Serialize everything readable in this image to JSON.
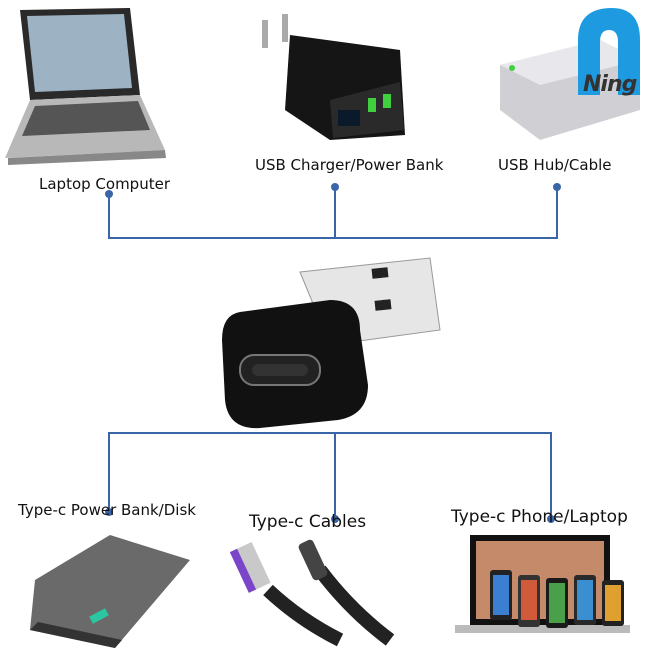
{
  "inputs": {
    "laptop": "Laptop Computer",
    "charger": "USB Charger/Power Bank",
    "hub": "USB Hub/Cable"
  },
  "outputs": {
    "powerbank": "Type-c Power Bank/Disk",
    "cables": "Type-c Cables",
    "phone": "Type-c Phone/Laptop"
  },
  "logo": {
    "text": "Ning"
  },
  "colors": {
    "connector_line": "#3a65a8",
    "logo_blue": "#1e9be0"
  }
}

--

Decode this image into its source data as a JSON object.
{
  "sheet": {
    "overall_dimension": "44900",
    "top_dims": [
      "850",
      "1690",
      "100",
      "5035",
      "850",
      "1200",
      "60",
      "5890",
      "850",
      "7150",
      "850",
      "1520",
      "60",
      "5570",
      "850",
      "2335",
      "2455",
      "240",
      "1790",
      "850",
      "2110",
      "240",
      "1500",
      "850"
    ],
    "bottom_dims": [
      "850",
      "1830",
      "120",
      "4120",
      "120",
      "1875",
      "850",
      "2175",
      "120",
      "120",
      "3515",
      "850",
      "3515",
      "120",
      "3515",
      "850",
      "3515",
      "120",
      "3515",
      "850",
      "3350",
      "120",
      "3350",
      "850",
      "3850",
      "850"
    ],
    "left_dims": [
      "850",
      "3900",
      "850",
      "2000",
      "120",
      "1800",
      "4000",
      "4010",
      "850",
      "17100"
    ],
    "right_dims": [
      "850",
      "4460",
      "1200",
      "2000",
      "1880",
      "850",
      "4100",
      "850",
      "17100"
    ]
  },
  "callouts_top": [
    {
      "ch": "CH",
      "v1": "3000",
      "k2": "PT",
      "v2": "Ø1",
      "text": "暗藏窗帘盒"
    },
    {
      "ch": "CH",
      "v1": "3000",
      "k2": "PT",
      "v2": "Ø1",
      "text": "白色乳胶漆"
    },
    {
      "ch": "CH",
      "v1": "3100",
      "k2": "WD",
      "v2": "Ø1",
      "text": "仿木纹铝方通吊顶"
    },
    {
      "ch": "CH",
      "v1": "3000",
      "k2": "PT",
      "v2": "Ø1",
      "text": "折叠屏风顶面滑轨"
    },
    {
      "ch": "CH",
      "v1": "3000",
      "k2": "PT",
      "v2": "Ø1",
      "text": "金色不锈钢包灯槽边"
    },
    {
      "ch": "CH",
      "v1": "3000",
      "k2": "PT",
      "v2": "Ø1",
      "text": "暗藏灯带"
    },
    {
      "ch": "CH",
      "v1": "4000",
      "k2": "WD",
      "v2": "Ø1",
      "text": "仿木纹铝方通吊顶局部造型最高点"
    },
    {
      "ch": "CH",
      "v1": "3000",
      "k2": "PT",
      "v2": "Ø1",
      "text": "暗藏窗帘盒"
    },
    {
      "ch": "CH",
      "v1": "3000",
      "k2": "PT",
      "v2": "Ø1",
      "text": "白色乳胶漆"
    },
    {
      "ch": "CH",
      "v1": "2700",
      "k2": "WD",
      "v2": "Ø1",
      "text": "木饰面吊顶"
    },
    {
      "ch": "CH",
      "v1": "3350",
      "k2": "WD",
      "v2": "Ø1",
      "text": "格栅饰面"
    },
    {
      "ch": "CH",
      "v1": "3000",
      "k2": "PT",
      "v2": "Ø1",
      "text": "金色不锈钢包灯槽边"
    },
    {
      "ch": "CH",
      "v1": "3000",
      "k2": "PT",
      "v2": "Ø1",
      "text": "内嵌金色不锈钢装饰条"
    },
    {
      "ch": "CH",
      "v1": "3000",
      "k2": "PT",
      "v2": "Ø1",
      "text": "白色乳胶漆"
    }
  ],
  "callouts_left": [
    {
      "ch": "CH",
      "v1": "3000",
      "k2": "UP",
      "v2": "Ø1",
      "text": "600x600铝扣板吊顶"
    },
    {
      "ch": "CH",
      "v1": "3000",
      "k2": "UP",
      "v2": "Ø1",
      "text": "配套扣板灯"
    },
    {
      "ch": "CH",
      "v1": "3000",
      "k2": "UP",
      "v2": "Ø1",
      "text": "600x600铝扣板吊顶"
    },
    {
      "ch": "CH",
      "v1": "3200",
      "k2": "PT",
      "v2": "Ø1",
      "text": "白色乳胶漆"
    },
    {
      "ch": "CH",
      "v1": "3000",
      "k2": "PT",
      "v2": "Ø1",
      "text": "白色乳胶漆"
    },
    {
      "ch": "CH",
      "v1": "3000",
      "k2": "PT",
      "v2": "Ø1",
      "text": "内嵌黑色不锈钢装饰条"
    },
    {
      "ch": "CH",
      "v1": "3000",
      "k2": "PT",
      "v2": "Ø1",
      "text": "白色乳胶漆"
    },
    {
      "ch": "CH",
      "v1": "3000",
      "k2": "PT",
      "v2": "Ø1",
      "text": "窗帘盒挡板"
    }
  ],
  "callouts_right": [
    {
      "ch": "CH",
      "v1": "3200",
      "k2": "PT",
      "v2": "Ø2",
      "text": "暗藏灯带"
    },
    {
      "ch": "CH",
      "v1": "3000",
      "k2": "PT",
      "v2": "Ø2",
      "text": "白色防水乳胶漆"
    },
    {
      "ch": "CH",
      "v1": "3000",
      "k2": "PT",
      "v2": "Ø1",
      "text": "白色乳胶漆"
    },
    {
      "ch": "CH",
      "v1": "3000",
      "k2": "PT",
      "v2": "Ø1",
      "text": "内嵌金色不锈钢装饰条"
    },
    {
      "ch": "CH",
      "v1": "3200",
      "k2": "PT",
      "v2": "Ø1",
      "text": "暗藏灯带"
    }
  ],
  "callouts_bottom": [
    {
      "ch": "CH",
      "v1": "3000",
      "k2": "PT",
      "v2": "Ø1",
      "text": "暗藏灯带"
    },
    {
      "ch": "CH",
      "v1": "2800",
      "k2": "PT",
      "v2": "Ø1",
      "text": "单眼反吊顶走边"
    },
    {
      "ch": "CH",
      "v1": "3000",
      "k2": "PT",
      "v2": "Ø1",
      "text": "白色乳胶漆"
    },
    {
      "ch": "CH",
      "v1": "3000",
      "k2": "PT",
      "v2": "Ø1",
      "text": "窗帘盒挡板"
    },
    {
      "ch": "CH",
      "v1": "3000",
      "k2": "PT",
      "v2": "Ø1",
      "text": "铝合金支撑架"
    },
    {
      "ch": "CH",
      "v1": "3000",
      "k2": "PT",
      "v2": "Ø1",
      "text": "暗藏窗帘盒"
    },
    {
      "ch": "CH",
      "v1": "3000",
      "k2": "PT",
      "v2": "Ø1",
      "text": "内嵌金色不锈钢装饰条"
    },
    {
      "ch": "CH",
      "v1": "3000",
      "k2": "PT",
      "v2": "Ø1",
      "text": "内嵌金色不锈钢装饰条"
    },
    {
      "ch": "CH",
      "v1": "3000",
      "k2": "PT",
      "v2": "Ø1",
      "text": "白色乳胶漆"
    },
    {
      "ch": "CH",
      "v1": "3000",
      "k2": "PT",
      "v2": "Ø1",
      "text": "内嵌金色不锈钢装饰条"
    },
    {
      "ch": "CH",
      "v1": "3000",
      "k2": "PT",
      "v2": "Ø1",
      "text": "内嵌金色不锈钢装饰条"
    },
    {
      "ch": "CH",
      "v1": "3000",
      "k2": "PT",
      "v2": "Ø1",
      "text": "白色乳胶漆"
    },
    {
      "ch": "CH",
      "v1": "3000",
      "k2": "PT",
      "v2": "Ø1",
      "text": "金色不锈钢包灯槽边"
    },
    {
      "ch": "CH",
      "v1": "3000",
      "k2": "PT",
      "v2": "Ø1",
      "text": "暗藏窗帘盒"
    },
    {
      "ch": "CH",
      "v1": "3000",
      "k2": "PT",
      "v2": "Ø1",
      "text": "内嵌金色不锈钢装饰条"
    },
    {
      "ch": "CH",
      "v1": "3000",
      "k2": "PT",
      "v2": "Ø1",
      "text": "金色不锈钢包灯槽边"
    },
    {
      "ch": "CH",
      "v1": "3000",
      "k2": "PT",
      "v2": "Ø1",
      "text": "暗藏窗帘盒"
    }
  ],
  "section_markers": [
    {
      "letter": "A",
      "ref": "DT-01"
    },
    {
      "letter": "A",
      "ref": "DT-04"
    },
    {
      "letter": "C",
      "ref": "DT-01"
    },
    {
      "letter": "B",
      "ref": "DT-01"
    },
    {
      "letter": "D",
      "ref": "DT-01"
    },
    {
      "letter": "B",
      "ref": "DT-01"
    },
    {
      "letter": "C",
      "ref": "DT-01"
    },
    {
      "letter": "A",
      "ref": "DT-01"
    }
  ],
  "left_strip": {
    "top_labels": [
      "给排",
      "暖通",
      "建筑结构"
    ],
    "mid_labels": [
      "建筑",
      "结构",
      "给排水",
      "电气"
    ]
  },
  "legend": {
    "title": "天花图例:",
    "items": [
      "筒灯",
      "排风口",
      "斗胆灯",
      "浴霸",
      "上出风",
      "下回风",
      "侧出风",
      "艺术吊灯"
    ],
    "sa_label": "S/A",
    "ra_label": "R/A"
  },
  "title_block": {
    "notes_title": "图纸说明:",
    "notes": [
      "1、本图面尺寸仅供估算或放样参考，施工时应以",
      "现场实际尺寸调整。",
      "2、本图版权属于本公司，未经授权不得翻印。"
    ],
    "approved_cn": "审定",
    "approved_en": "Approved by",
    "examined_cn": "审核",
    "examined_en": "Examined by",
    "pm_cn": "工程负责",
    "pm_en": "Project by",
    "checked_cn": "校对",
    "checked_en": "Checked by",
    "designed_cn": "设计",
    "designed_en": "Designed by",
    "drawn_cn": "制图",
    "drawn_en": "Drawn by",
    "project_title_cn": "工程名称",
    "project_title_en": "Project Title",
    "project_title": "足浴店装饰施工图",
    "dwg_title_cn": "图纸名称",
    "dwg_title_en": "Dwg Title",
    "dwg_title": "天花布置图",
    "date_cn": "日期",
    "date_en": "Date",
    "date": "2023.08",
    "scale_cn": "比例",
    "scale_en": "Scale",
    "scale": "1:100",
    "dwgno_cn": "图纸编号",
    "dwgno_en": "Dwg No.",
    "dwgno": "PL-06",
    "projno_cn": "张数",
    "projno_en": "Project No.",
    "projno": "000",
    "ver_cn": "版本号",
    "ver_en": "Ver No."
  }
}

• **Aim of the task**:
Pick out every line of the listing containing the word "image", and show those lines.

• **Completed task**:
Serialize everything readable in this image to JSON.
Decode this image into its source data as a JSON object.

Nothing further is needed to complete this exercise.